• _Exercise aim_
Write out each record below exactly as it appears, with no pictures.

Items listed in a dataset
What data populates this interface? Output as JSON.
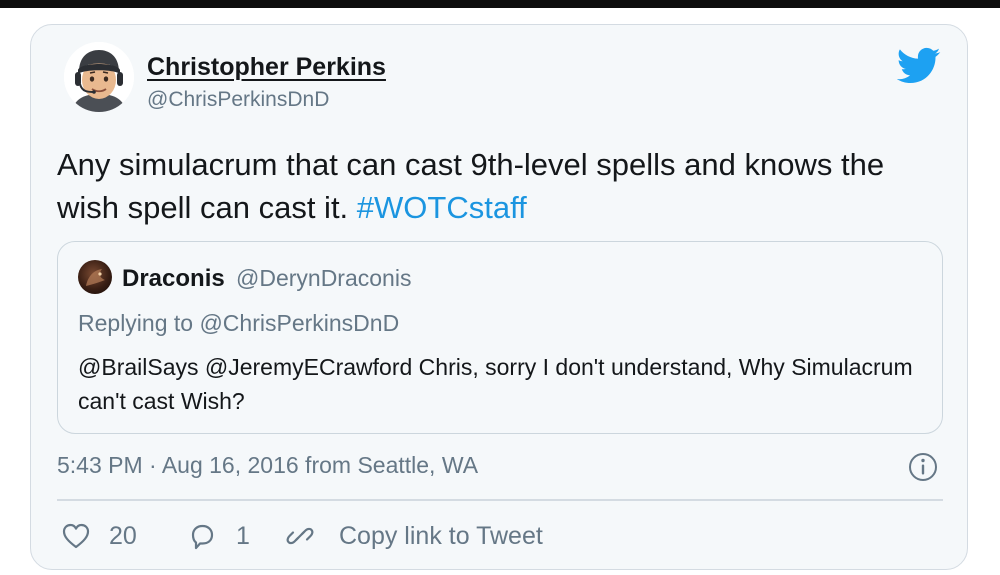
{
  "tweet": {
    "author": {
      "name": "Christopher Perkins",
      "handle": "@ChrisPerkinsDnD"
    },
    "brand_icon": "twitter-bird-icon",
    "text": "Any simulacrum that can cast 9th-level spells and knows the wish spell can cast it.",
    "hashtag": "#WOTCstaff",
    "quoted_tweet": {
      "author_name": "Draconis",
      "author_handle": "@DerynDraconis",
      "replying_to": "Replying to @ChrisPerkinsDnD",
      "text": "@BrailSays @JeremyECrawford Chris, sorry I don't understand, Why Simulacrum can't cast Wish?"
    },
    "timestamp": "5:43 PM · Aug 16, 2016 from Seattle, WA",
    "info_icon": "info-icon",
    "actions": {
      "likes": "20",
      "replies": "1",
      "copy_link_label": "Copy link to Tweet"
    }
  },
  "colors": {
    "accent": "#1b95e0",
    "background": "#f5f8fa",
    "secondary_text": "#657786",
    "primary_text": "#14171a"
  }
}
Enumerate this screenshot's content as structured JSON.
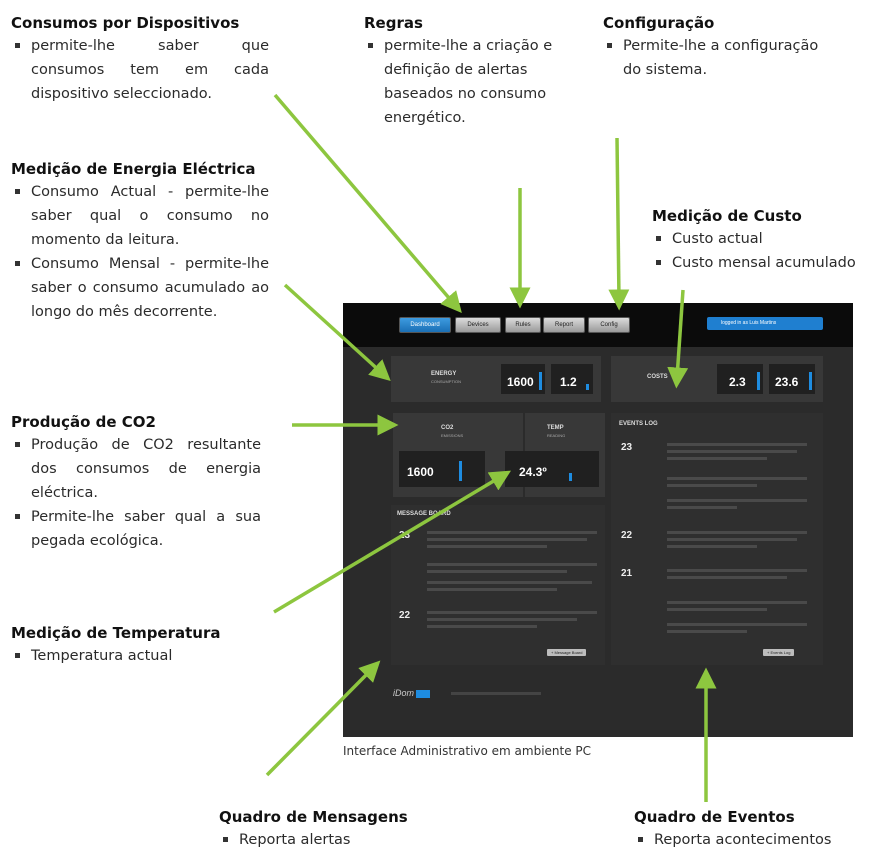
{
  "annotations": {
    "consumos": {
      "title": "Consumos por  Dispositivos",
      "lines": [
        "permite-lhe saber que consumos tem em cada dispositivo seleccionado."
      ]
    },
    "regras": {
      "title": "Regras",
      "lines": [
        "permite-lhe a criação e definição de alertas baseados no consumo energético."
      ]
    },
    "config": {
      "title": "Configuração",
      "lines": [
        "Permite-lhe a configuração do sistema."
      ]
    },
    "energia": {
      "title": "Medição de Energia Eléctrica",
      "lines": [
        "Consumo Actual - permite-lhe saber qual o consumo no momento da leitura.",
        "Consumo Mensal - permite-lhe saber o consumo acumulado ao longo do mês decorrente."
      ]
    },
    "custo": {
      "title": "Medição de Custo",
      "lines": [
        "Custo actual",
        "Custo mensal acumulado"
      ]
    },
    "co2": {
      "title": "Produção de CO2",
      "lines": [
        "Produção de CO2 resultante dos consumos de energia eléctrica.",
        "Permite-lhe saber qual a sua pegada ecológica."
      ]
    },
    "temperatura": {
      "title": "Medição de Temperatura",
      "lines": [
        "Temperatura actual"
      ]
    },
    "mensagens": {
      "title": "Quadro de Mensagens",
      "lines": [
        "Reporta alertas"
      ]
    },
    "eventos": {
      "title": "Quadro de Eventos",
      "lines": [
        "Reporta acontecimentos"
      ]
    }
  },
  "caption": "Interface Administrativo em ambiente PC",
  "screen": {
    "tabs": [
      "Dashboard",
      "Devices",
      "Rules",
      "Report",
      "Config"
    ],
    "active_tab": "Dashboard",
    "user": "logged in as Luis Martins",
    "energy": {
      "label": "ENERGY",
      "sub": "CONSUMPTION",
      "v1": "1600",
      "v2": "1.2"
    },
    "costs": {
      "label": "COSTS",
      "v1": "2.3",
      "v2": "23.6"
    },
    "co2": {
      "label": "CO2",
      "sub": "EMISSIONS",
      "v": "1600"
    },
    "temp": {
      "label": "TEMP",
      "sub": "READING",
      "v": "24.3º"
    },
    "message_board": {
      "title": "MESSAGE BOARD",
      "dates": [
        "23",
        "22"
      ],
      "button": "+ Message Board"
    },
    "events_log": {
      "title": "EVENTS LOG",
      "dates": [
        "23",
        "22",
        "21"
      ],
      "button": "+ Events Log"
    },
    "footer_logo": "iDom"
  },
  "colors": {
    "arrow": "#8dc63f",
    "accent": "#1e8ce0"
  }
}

• _Exercise output_
What data populates this interface? Output as JSON.
{
  "tweet": {
    "author": {
      "name": "Christopher Perkins",
      "handle": "@ChrisPerkinsDnD"
    },
    "brand_icon": "twitter-bird-icon",
    "text": "Any simulacrum that can cast 9th-level spells and knows the wish spell can cast it.",
    "hashtag": "#WOTCstaff",
    "quoted_tweet": {
      "author_name": "Draconis",
      "author_handle": "@DerynDraconis",
      "replying_to": "Replying to @ChrisPerkinsDnD",
      "text": "@BrailSays @JeremyECrawford Chris, sorry I don't understand, Why Simulacrum can't cast Wish?"
    },
    "timestamp": "5:43 PM · Aug 16, 2016 from Seattle, WA",
    "info_icon": "info-icon",
    "actions": {
      "likes": "20",
      "replies": "1",
      "copy_link_label": "Copy link to Tweet"
    }
  },
  "colors": {
    "accent": "#1b95e0",
    "background": "#f5f8fa",
    "secondary_text": "#657786",
    "primary_text": "#14171a"
  }
}
Enumerate this screenshot's content as structured JSON.
{
  "annotations": {
    "consumos": {
      "title": "Consumos por  Dispositivos",
      "lines": [
        "permite-lhe saber que consumos tem em cada dispositivo seleccionado."
      ]
    },
    "regras": {
      "title": "Regras",
      "lines": [
        "permite-lhe a criação e definição de alertas baseados no consumo energético."
      ]
    },
    "config": {
      "title": "Configuração",
      "lines": [
        "Permite-lhe a configuração do sistema."
      ]
    },
    "energia": {
      "title": "Medição de Energia Eléctrica",
      "lines": [
        "Consumo Actual - permite-lhe saber qual o consumo no momento da leitura.",
        "Consumo Mensal - permite-lhe saber o consumo acumulado ao longo do mês decorrente."
      ]
    },
    "custo": {
      "title": "Medição de Custo",
      "lines": [
        "Custo actual",
        "Custo mensal acumulado"
      ]
    },
    "co2": {
      "title": "Produção de CO2",
      "lines": [
        "Produção de CO2 resultante dos consumos de energia eléctrica.",
        "Permite-lhe saber qual a sua pegada ecológica."
      ]
    },
    "temperatura": {
      "title": "Medição de Temperatura",
      "lines": [
        "Temperatura actual"
      ]
    },
    "mensagens": {
      "title": "Quadro de Mensagens",
      "lines": [
        "Reporta alertas"
      ]
    },
    "eventos": {
      "title": "Quadro de Eventos",
      "lines": [
        "Reporta acontecimentos"
      ]
    }
  },
  "caption": "Interface Administrativo em ambiente PC",
  "screen": {
    "tabs": [
      "Dashboard",
      "Devices",
      "Rules",
      "Report",
      "Config"
    ],
    "active_tab": "Dashboard",
    "user": "logged in as Luis Martins",
    "energy": {
      "label": "ENERGY",
      "sub": "CONSUMPTION",
      "v1": "1600",
      "v2": "1.2"
    },
    "costs": {
      "label": "COSTS",
      "v1": "2.3",
      "v2": "23.6"
    },
    "co2": {
      "label": "CO2",
      "sub": "EMISSIONS",
      "v": "1600"
    },
    "temp": {
      "label": "TEMP",
      "sub": "READING",
      "v": "24.3º"
    },
    "message_board": {
      "title": "MESSAGE BOARD",
      "dates": [
        "23",
        "22"
      ],
      "button": "+ Message Board"
    },
    "events_log": {
      "title": "EVENTS LOG",
      "dates": [
        "23",
        "22",
        "21"
      ],
      "button": "+ Events Log"
    },
    "footer_logo": "iDom"
  },
  "colors": {
    "arrow": "#8dc63f",
    "accent": "#1e8ce0"
  }
}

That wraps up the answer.